** start Exercise materials **

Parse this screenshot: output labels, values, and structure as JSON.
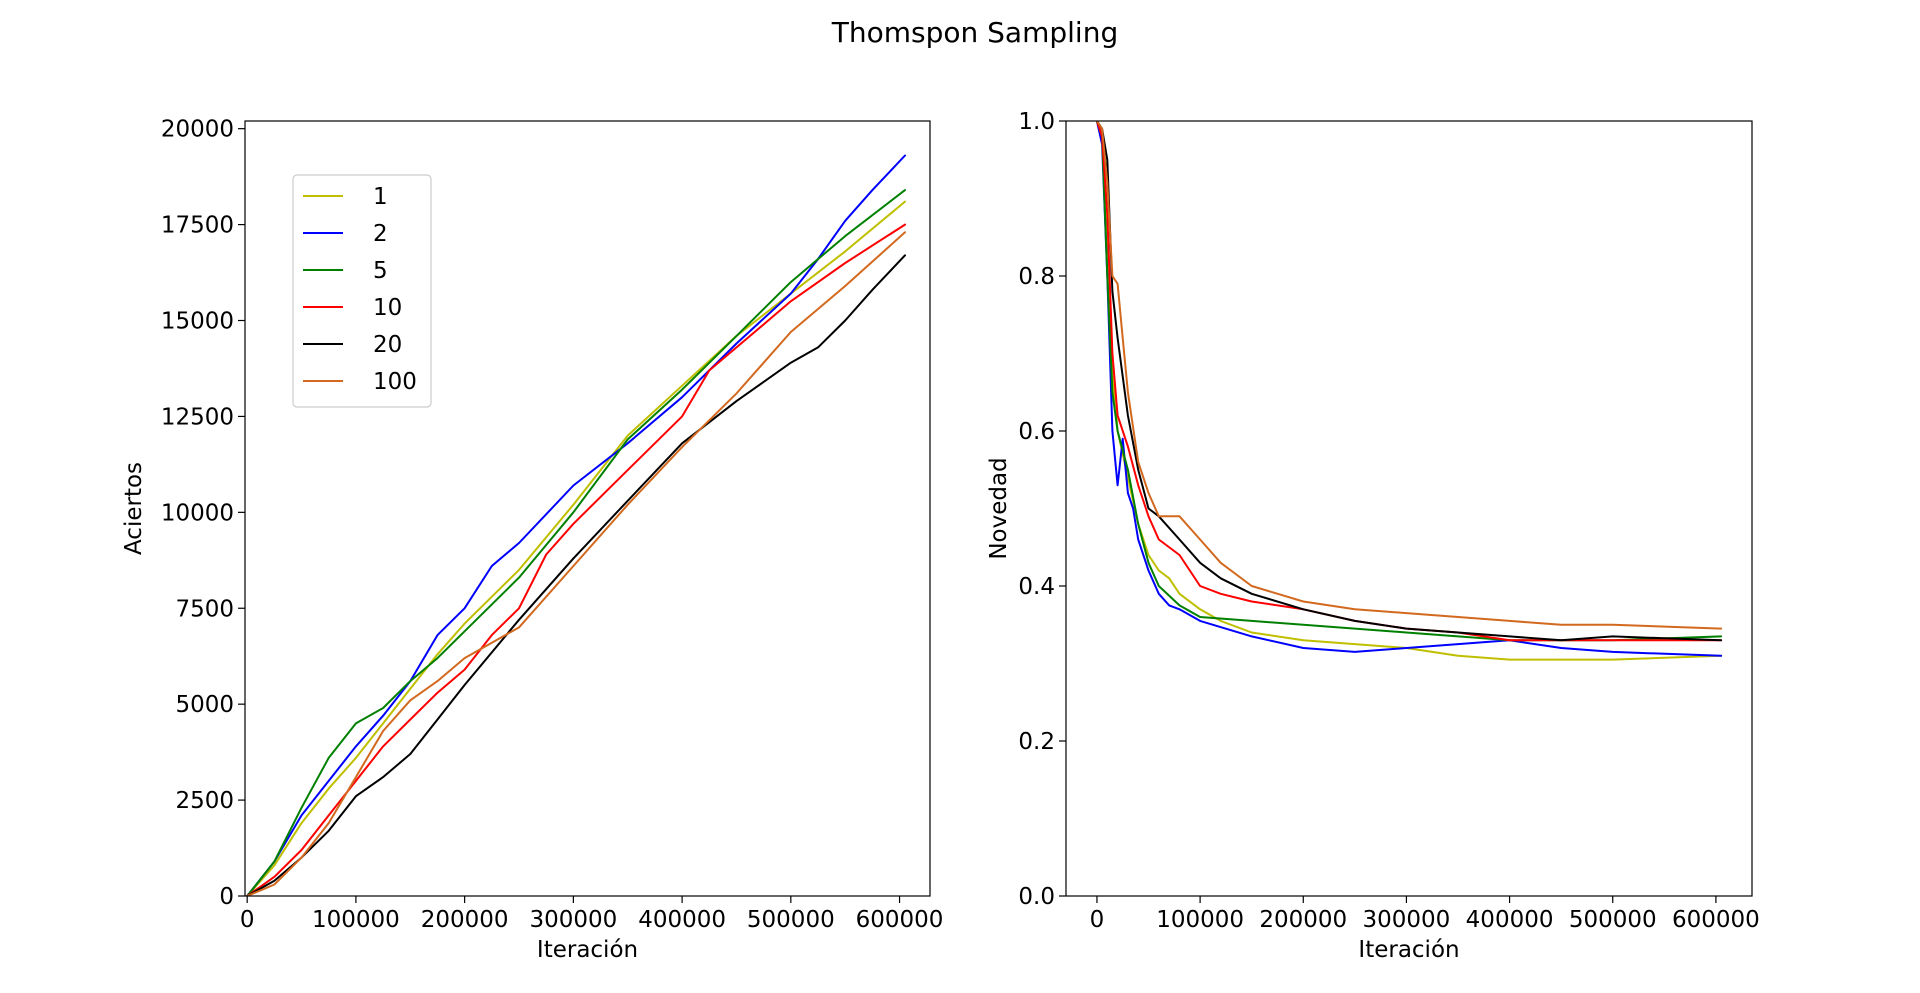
{
  "figure": {
    "title": "Thomspon Sampling"
  },
  "chart_data": [
    {
      "type": "line",
      "title": "",
      "xlabel": "Iteración",
      "ylabel": "Aciertos",
      "xlim": [
        -2000,
        628000
      ],
      "ylim": [
        0,
        20200
      ],
      "xticks": [
        0,
        100000,
        200000,
        300000,
        400000,
        500000,
        600000
      ],
      "xtick_labels": [
        "0",
        "100000",
        "200000",
        "300000",
        "400000",
        "500000",
        "600000"
      ],
      "yticks": [
        0,
        2500,
        5000,
        7500,
        10000,
        12500,
        15000,
        17500,
        20000
      ],
      "ytick_labels": [
        "0",
        "2500",
        "5000",
        "7500",
        "10000",
        "12500",
        "15000",
        "17500",
        "20000"
      ],
      "grid": false,
      "legend": "upper-left",
      "series": [
        {
          "name": "1",
          "color": "#bfbf00",
          "x": [
            0,
            25000,
            50000,
            75000,
            100000,
            125000,
            150000,
            175000,
            200000,
            250000,
            300000,
            350000,
            400000,
            450000,
            500000,
            550000,
            605000
          ],
          "y": [
            0,
            800,
            1900,
            2800,
            3600,
            4500,
            5400,
            6300,
            7100,
            8500,
            10200,
            12000,
            13300,
            14600,
            15700,
            16800,
            18100
          ]
        },
        {
          "name": "2",
          "color": "#0000ff",
          "x": [
            0,
            25000,
            50000,
            75000,
            100000,
            125000,
            150000,
            175000,
            200000,
            225000,
            250000,
            300000,
            350000,
            400000,
            450000,
            500000,
            525000,
            550000,
            575000,
            605000
          ],
          "y": [
            0,
            900,
            2100,
            3000,
            3900,
            4700,
            5600,
            6800,
            7500,
            8600,
            9200,
            10700,
            11800,
            13000,
            14400,
            15700,
            16600,
            17600,
            18400,
            19300
          ]
        },
        {
          "name": "5",
          "color": "#008000",
          "x": [
            0,
            25000,
            50000,
            75000,
            100000,
            125000,
            150000,
            175000,
            200000,
            250000,
            300000,
            350000,
            400000,
            450000,
            500000,
            550000,
            605000
          ],
          "y": [
            0,
            900,
            2300,
            3600,
            4500,
            4900,
            5600,
            6200,
            6900,
            8300,
            10000,
            11900,
            13200,
            14600,
            16000,
            17200,
            18400
          ]
        },
        {
          "name": "10",
          "color": "#ff0000",
          "x": [
            0,
            25000,
            50000,
            75000,
            100000,
            125000,
            150000,
            175000,
            200000,
            225000,
            250000,
            275000,
            300000,
            350000,
            400000,
            425000,
            450000,
            500000,
            550000,
            605000
          ],
          "y": [
            0,
            500,
            1200,
            2100,
            3000,
            3900,
            4600,
            5300,
            5900,
            6800,
            7500,
            8900,
            9700,
            11100,
            12500,
            13700,
            14300,
            15500,
            16500,
            17500
          ]
        },
        {
          "name": "20",
          "color": "#000000",
          "x": [
            0,
            25000,
            50000,
            75000,
            100000,
            125000,
            150000,
            175000,
            200000,
            250000,
            300000,
            350000,
            400000,
            450000,
            500000,
            525000,
            550000,
            575000,
            605000
          ],
          "y": [
            0,
            400,
            1000,
            1700,
            2600,
            3100,
            3700,
            4600,
            5500,
            7200,
            8800,
            10300,
            11800,
            12900,
            13900,
            14300,
            15000,
            15800,
            16700
          ]
        },
        {
          "name": "100",
          "color": "#d2691e",
          "x": [
            0,
            25000,
            50000,
            75000,
            100000,
            125000,
            150000,
            175000,
            200000,
            250000,
            300000,
            350000,
            400000,
            450000,
            500000,
            550000,
            605000
          ],
          "y": [
            0,
            300,
            1000,
            1900,
            3100,
            4300,
            5100,
            5600,
            6200,
            7000,
            8600,
            10200,
            11700,
            13100,
            14700,
            15900,
            17300
          ]
        }
      ]
    },
    {
      "type": "line",
      "title": "",
      "xlabel": "Iteración",
      "ylabel": "Novedad",
      "xlim": [
        -30000,
        635000
      ],
      "ylim": [
        0.0,
        1.0
      ],
      "xticks": [
        0,
        100000,
        200000,
        300000,
        400000,
        500000,
        600000
      ],
      "xtick_labels": [
        "0",
        "100000",
        "200000",
        "300000",
        "400000",
        "500000",
        "600000"
      ],
      "yticks": [
        0.0,
        0.2,
        0.4,
        0.6,
        0.8,
        1.0
      ],
      "ytick_labels": [
        "0.0",
        "0.2",
        "0.4",
        "0.6",
        "0.8",
        "1.0"
      ],
      "grid": false,
      "legend": "none",
      "series": [
        {
          "name": "1",
          "color": "#bfbf00",
          "x": [
            0,
            5000,
            10000,
            15000,
            20000,
            30000,
            40000,
            50000,
            60000,
            70000,
            80000,
            100000,
            120000,
            150000,
            200000,
            250000,
            300000,
            350000,
            400000,
            450000,
            500000,
            605000
          ],
          "y": [
            1.0,
            0.98,
            0.85,
            0.68,
            0.6,
            0.54,
            0.48,
            0.44,
            0.42,
            0.41,
            0.39,
            0.37,
            0.355,
            0.34,
            0.33,
            0.325,
            0.32,
            0.31,
            0.305,
            0.305,
            0.305,
            0.31
          ]
        },
        {
          "name": "2",
          "color": "#0000ff",
          "x": [
            0,
            5000,
            10000,
            15000,
            20000,
            25000,
            30000,
            35000,
            40000,
            50000,
            60000,
            70000,
            80000,
            100000,
            150000,
            200000,
            250000,
            300000,
            350000,
            400000,
            450000,
            500000,
            605000
          ],
          "y": [
            1.0,
            0.97,
            0.8,
            0.6,
            0.53,
            0.59,
            0.52,
            0.5,
            0.46,
            0.42,
            0.39,
            0.375,
            0.37,
            0.355,
            0.335,
            0.32,
            0.315,
            0.32,
            0.325,
            0.33,
            0.32,
            0.315,
            0.31
          ]
        },
        {
          "name": "5",
          "color": "#008000",
          "x": [
            0,
            5000,
            10000,
            15000,
            20000,
            30000,
            40000,
            50000,
            60000,
            80000,
            100000,
            150000,
            200000,
            250000,
            300000,
            350000,
            400000,
            450000,
            500000,
            605000
          ],
          "y": [
            1.0,
            0.98,
            0.8,
            0.65,
            0.6,
            0.55,
            0.48,
            0.43,
            0.4,
            0.375,
            0.36,
            0.355,
            0.35,
            0.345,
            0.34,
            0.335,
            0.33,
            0.33,
            0.33,
            0.335
          ]
        },
        {
          "name": "10",
          "color": "#ff0000",
          "x": [
            0,
            5000,
            10000,
            15000,
            20000,
            30000,
            40000,
            50000,
            60000,
            80000,
            100000,
            120000,
            150000,
            200000,
            250000,
            300000,
            350000,
            400000,
            450000,
            500000,
            605000
          ],
          "y": [
            1.0,
            0.98,
            0.88,
            0.7,
            0.62,
            0.58,
            0.53,
            0.49,
            0.46,
            0.44,
            0.4,
            0.39,
            0.38,
            0.37,
            0.355,
            0.345,
            0.34,
            0.33,
            0.33,
            0.33,
            0.33
          ]
        },
        {
          "name": "20",
          "color": "#000000",
          "x": [
            0,
            5000,
            10000,
            15000,
            20000,
            30000,
            40000,
            50000,
            60000,
            80000,
            100000,
            120000,
            150000,
            200000,
            250000,
            300000,
            350000,
            400000,
            450000,
            500000,
            605000
          ],
          "y": [
            1.0,
            0.99,
            0.95,
            0.78,
            0.72,
            0.62,
            0.55,
            0.5,
            0.49,
            0.46,
            0.43,
            0.41,
            0.39,
            0.37,
            0.355,
            0.345,
            0.34,
            0.335,
            0.33,
            0.335,
            0.33
          ]
        },
        {
          "name": "100",
          "color": "#d2691e",
          "x": [
            0,
            5000,
            10000,
            15000,
            20000,
            25000,
            30000,
            40000,
            50000,
            60000,
            80000,
            100000,
            120000,
            150000,
            200000,
            250000,
            300000,
            350000,
            400000,
            450000,
            500000,
            605000
          ],
          "y": [
            1.0,
            0.99,
            0.92,
            0.8,
            0.79,
            0.72,
            0.65,
            0.56,
            0.52,
            0.49,
            0.49,
            0.46,
            0.43,
            0.4,
            0.38,
            0.37,
            0.365,
            0.36,
            0.355,
            0.35,
            0.35,
            0.345
          ]
        }
      ]
    }
  ]
}
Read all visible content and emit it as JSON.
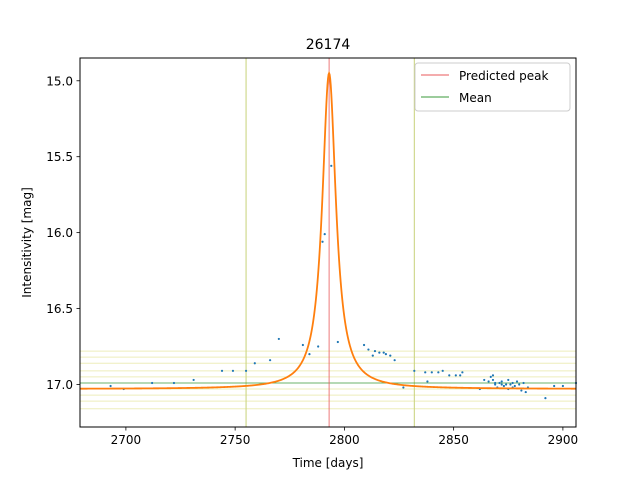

** end Exercise materials **

• Instructions for the task
State how many lines of the listing include "JSON", and nothing more.

• Solution for this problem
2